What you have to do =
Extract every line that contains the string "华东师范大学".

Information supplied =
***
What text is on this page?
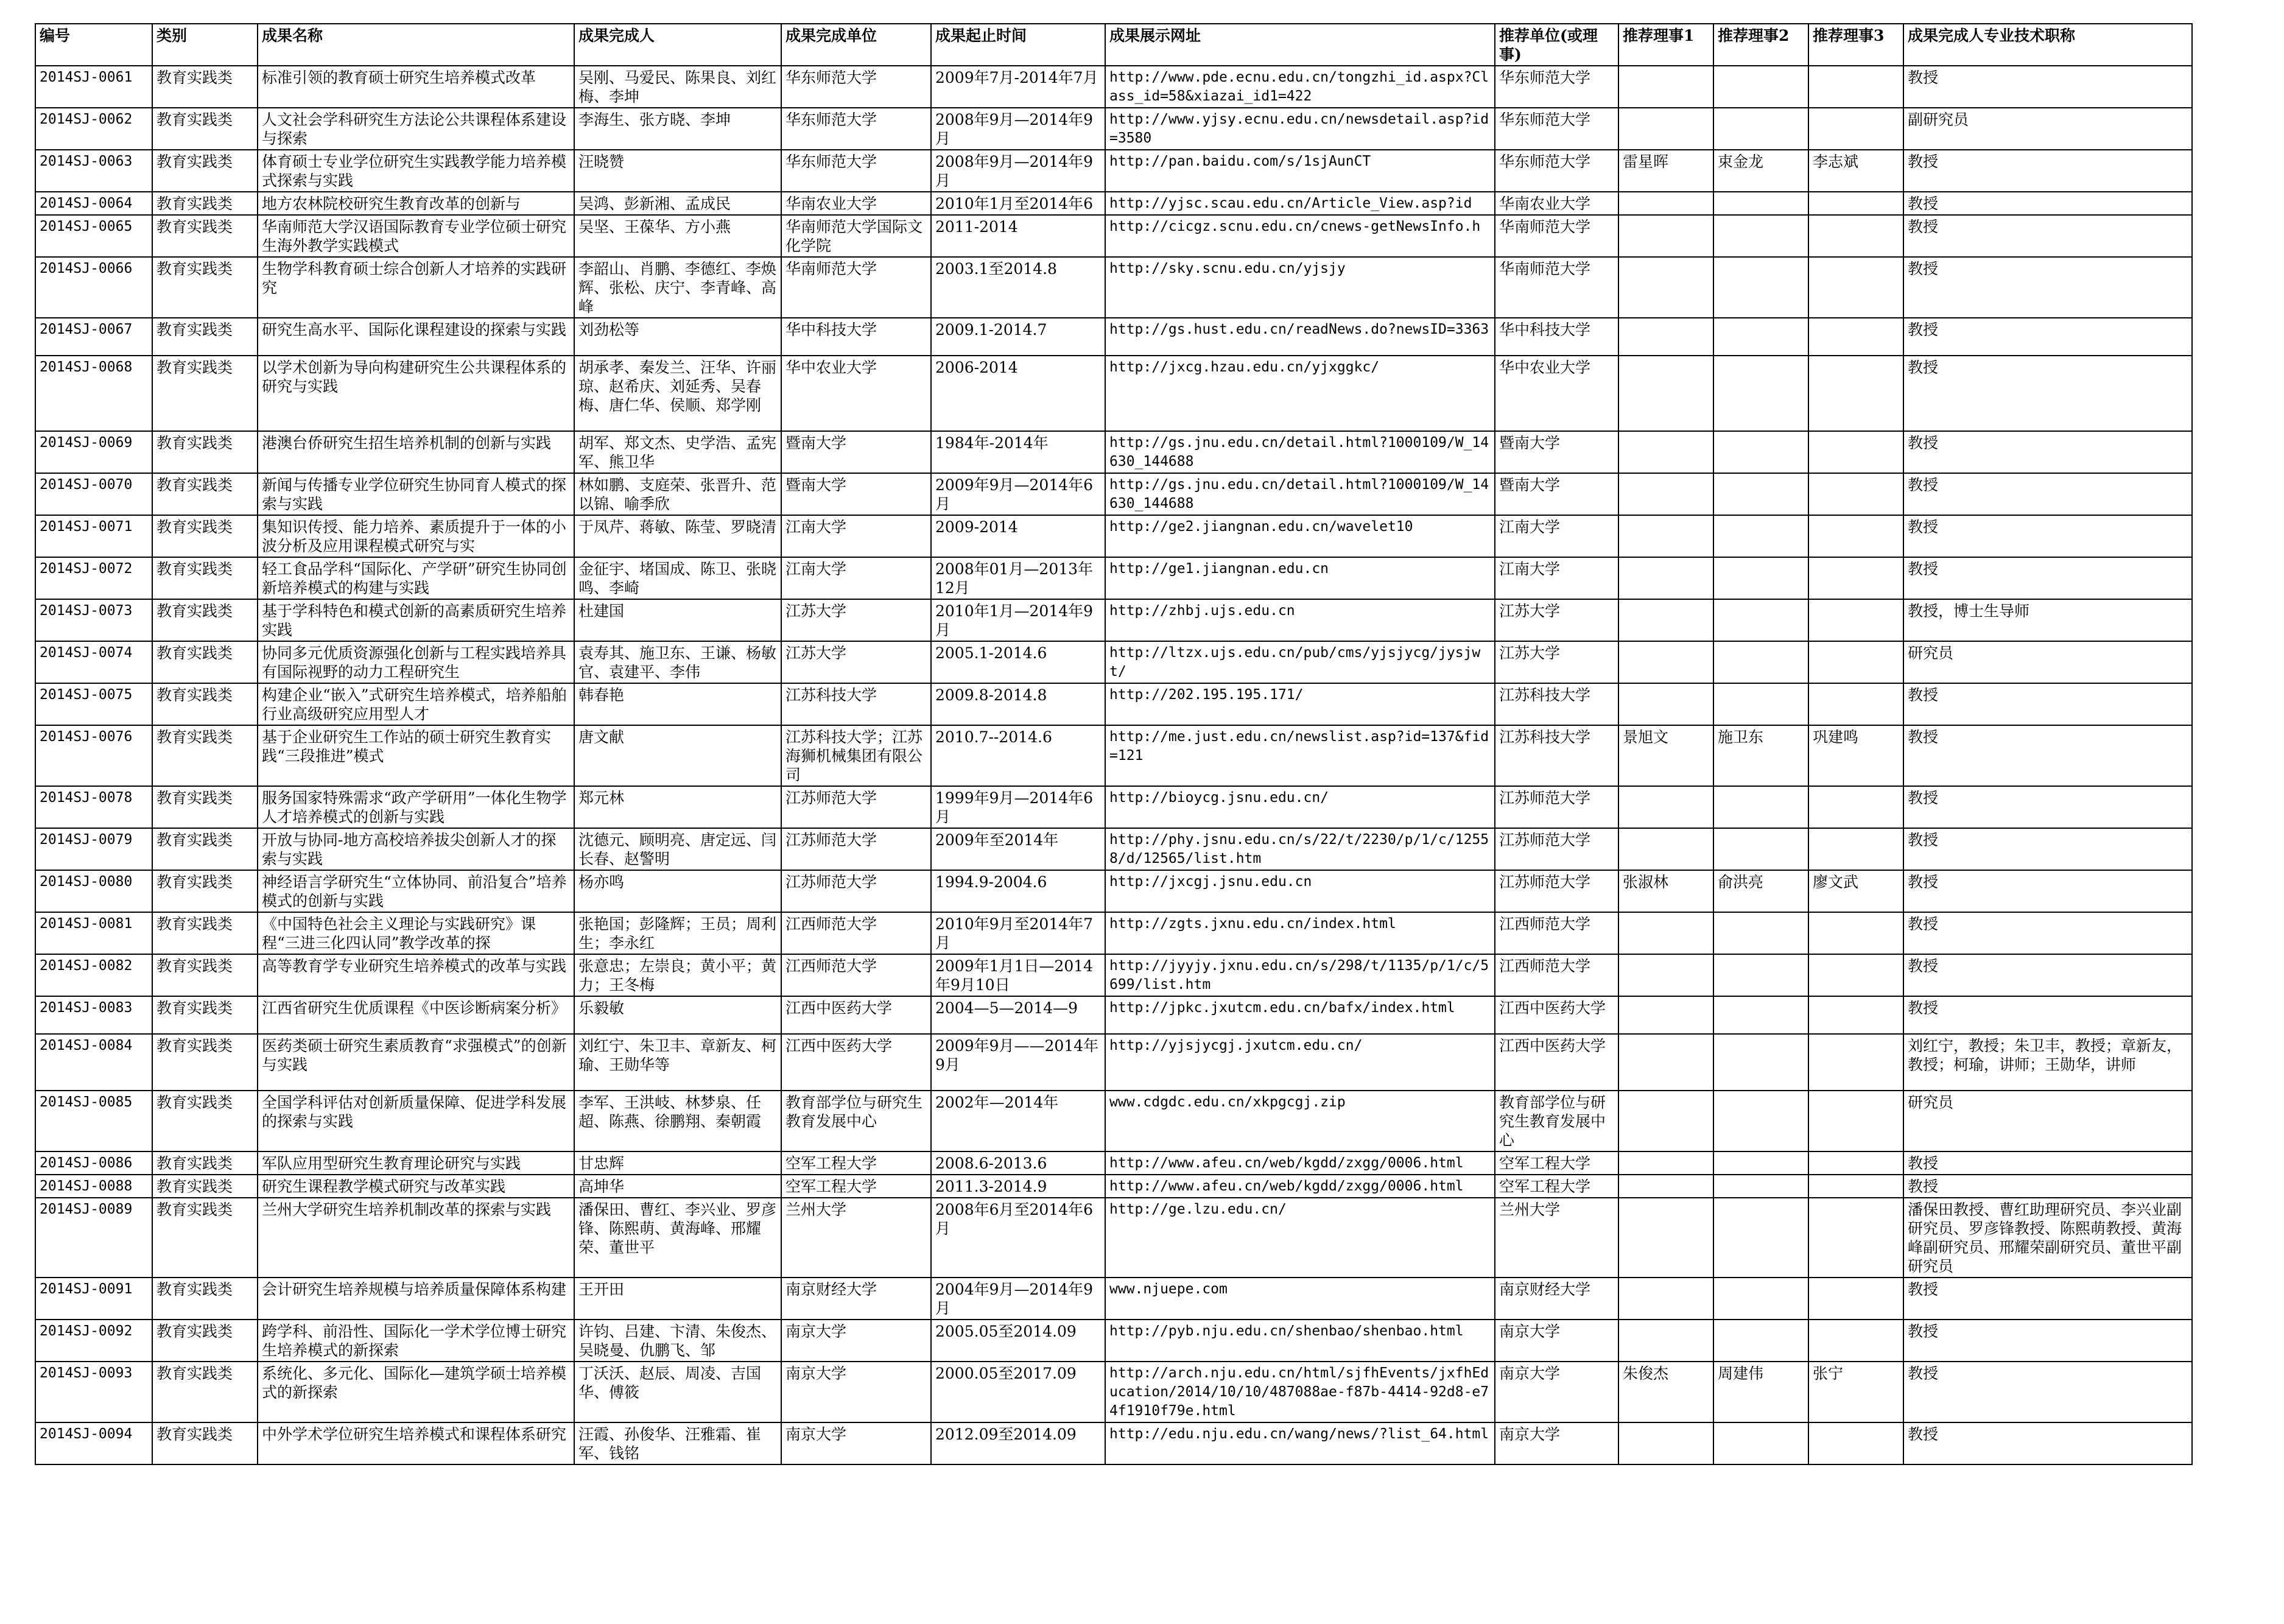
编号	类别	成果名称	成果完成人	成果完成单位	成果起止时间	成果展示网址	推荐单位(或理事)	推荐理事1	推荐理事2	推荐理事3	成果完成人专业技术职称
2014SJ-0061	教育实践类	标准引领的教育硕士研究生培养模式改革	吴刚、马爱民、陈果良、刘红梅、李坤	华东师范大学	2009年7月-2014年7月	http://www.pde.ecnu.edu.cn/tongzhi_id.aspx?Class_id=58&xiazai_id1=422	华东师范大学				教授
2014SJ-0062	教育实践类	人文社会学科研究生方法论公共课程体系建设与探索	李海生、张方晓、李坤	华东师范大学	2008年9月—2014年9月	http://www.yjsy.ecnu.edu.cn/newsdetail.asp?id=3580	华东师范大学				副研究员
2014SJ-0063	教育实践类	体育硕士专业学位研究生实践教学能力培养模式探索与实践	汪晓赞	华东师范大学	2008年9月—2014年9月	http://pan.baidu.com/s/1sjAunCT	华东师范大学	雷星晖	束金龙	李志斌	教授
2014SJ-0064	教育实践类	地方农林院校研究生教育改革的创新与	吴鸿、彭新湘、孟成民	华南农业大学	2010年1月至2014年6	http://yjsc.scau.edu.cn/Article_View.asp?id	华南农业大学				教授
2014SJ-0065	教育实践类	华南师范大学汉语国际教育专业学位硕士研究生海外教学实践模式	吴坚、王葆华、方小燕	华南师范大学国际文化学院	2011-2014	http://cicgz.scnu.edu.cn/cnews-getNewsInfo.h	华南师范大学				教授
2014SJ-0066	教育实践类	生物学科教育硕士综合创新人才培养的实践研究	李韶山、肖鹏、李德红、李焕辉、张松、庆宁、李青峰、高峰	华南师范大学	2003.1至2014.8	http://sky.scnu.edu.cn/yjsjy	华南师范大学				教授
2014SJ-0067	教育实践类	研究生高水平、国际化课程建设的探索与实践	刘劲松等	华中科技大学	2009.1-2014.7	http://gs.hust.edu.cn/readNews.do?newsID=3363	华中科技大学				教授
2014SJ-0068	教育实践类	以学术创新为导向构建研究生公共课程体系的研究与实践	胡承孝、秦发兰、汪华、许丽琼、赵希庆、刘延秀、吴春梅、唐仁华、侯顺、郑学刚	华中农业大学	2006-2014	http://jxcg.hzau.edu.cn/yjxggkc/	华中农业大学				教授
2014SJ-0069	教育实践类	港澳台侨研究生招生培养机制的创新与实践	胡军、郑文杰、史学浩、孟宪军、熊卫华	暨南大学	1984年-2014年	http://gs.jnu.edu.cn/detail.html?1000109/W_14630_144688	暨南大学				教授
2014SJ-0070	教育实践类	新闻与传播专业学位研究生协同育人模式的探索与实践	林如鹏、支庭荣、张晋升、范以锦、喻季欣	暨南大学	2009年9月—2014年6月	http://gs.jnu.edu.cn/detail.html?1000109/W_14630_144688	暨南大学				教授
2014SJ-0071	教育实践类	集知识传授、能力培养、素质提升于一体的小波分析及应用课程模式研究与实	于凤芹、蒋敏、陈莹、罗晓清	江南大学	2009-2014	http://ge2.jiangnan.edu.cn/wavelet10	江南大学				教授
2014SJ-0072	教育实践类	轻工食品学科“国际化、产学研”研究生协同创新培养模式的构建与实践	金征宇、堵国成、陈卫、张晓鸣、李崎	江南大学	2008年01月—2013年12月	http://ge1.jiangnan.edu.cn	江南大学				教授
2014SJ-0073	教育实践类	基于学科特色和模式创新的高素质研究生培养实践	杜建国	江苏大学	2010年1月—2014年9月	http://zhbj.ujs.edu.cn	江苏大学				教授，博士生导师
2014SJ-0074	教育实践类	协同多元优质资源强化创新与工程实践培养具有国际视野的动力工程研究生	袁寿其、施卫东、王谦、杨敏官、袁建平、李伟	江苏大学	2005.1-2014.6	http://ltzx.ujs.edu.cn/pub/cms/yjsjycg/jysjwt/	江苏大学				研究员
2014SJ-0075	教育实践类	构建企业“嵌入”式研究生培养模式，培养船舶行业高级研究应用型人才	韩春艳	江苏科技大学	2009.8-2014.8	http://202.195.195.171/	江苏科技大学				教授
2014SJ-0076	教育实践类	基于企业研究生工作站的硕士研究生教育实践“三段推进”模式	唐文献	江苏科技大学；江苏海狮机械集团有限公司	2010.7--2014.6	http://me.just.edu.cn/newslist.asp?id=137&fid=121	江苏科技大学	景旭文	施卫东	巩建鸣	教授
2014SJ-0078	教育实践类	服务国家特殊需求“政产学研用”一体化生物学人才培养模式的创新与实践	郑元林	江苏师范大学	1999年9月—2014年6月	http://bioycg.jsnu.edu.cn/	江苏师范大学				教授
2014SJ-0079	教育实践类	开放与协同-地方高校培养拔尖创新人才的探索与实践	沈德元、顾明亮、唐定远、闫长春、赵警明	江苏师范大学	2009年至2014年	http://phy.jsnu.edu.cn/s/22/t/2230/p/1/c/12558/d/12565/list.htm	江苏师范大学				教授
2014SJ-0080	教育实践类	神经语言学研究生“立体协同、前沿复合”培养模式的创新与实践	杨亦鸣	江苏师范大学	1994.9-2004.6	http://jxcgj.jsnu.edu.cn	江苏师范大学	张淑林	俞洪亮	廖文武	教授
2014SJ-0081	教育实践类	《中国特色社会主义理论与实践研究》课程“三进三化四认同”教学改革的探	张艳国；彭隆辉；王员；周利生；李永红	江西师范大学	2010年9月至2014年7月	http://zgts.jxnu.edu.cn/index.html	江西师范大学				教授
2014SJ-0082	教育实践类	高等教育学专业研究生培养模式的改革与实践	张意忠；左崇良；黄小平；黄力；王冬梅	江西师范大学	2009年1月1日—2014年9月10日	http://jyyjy.jxnu.edu.cn/s/298/t/1135/p/1/c/5699/list.htm	江西师范大学				教授
2014SJ-0083	教育实践类	江西省研究生优质课程《中医诊断病案分析》	乐毅敏	江西中医药大学	2004—5—2014—9	http://jpkc.jxutcm.edu.cn/bafx/index.html	江西中医药大学				教授
2014SJ-0084	教育实践类	医药类硕士研究生素质教育“求强模式”的创新与实践	刘红宁、朱卫丰、章新友、柯瑜、王勋华等	江西中医药大学	2009年9月——2014年9月	http://yjsjycgj.jxutcm.edu.cn/	江西中医药大学				刘红宁，教授；朱卫丰，教授；章新友，教授；柯瑜，讲师；王勋华，讲师
2014SJ-0085	教育实践类	全国学科评估对创新质量保障、促进学科发展的探索与实践	李军、王洪岐、林梦泉、任超、陈燕、徐鹏翔、秦朝霞	教育部学位与研究生教育发展中心	2002年—2014年	www.cdgdc.edu.cn/xkpgcgj.zip	教育部学位与研究生教育发展中心				研究员
2014SJ-0086	教育实践类	军队应用型研究生教育理论研究与实践	甘忠辉	空军工程大学	2008.6-2013.6	http://www.afeu.cn/web/kgdd/zxgg/0006.html	空军工程大学				教授
2014SJ-0088	教育实践类	研究生课程教学模式研究与改革实践	高坤华	空军工程大学	2011.3-2014.9	http://www.afeu.cn/web/kgdd/zxgg/0006.html	空军工程大学				教授
2014SJ-0089	教育实践类	兰州大学研究生培养机制改革的探索与实践	潘保田、曹红、李兴业、罗彦锋、陈熙萌、黄海峰、邢耀荣、董世平	兰州大学	2008年6月至2014年6月	http://ge.lzu.edu.cn/	兰州大学				潘保田教授、曹红助理研究员、李兴业副研究员、罗彦锋教授、陈熙萌教授、黄海峰副研究员、邢耀荣副研究员、董世平副研究员
2014SJ-0091	教育实践类	会计研究生培养规模与培养质量保障体系构建	王开田	南京财经大学	2004年9月—2014年9月	www.njuepe.com	南京财经大学				教授
2014SJ-0092	教育实践类	跨学科、前沿性、国际化一学术学位博士研究生培养模式的新探索	许钧、吕建、卞清、朱俊杰、吴晓曼、仇鹏飞、邹	南京大学	2005.05至2014.09	http://pyb.nju.edu.cn/shenbao/shenbao.html	南京大学				教授
2014SJ-0093	教育实践类	系统化、多元化、国际化—建筑学硕士培养模式的新探索	丁沃沃、赵辰、周凌、吉国华、傅筱	南京大学	2000.05至2017.09	http://arch.nju.edu.cn/html/sjfhEvents/jxfhEducation/2014/10/10/487088ae-f87b-4414-92d8-e74f1910f79e.html	南京大学	朱俊杰	周建伟	张宁	教授
2014SJ-0094	教育实践类	中外学术学位研究生培养模式和课程体系研究	汪霞、孙俊华、汪雅霜、崔军、钱铭	南京大学	2012.09至2014.09	http://edu.nju.edu.cn/wang/news/?list_64.html	南京大学				教授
***
Right answer =
2014SJ-0061	教育实践类	标准引领的教育硕士研究生培养模式改革	吴刚、马爱民、陈果良、刘红梅、李坤	华东师范大学	2009年7月-2014年7月	http://www.pde.ecnu.edu.cn/tongzhi_id.aspx?Class_id=58&xiazai_id1=422	华东师范大学				教授
2014SJ-0062	教育实践类	人文社会学科研究生方法论公共课程体系建设与探索	李海生、张方晓、李坤	华东师范大学	2008年9月—2014年9月	http://www.yjsy.ecnu.edu.cn/newsdetail.asp?id=3580	华东师范大学				副研究员
2014SJ-0063	教育实践类	体育硕士专业学位研究生实践教学能力培养模式探索与实践	汪晓赞	华东师范大学	2008年9月—2014年9月	http://pan.baidu.com/s/1sjAunCT	华东师范大学	雷星晖	束金龙	李志斌	教授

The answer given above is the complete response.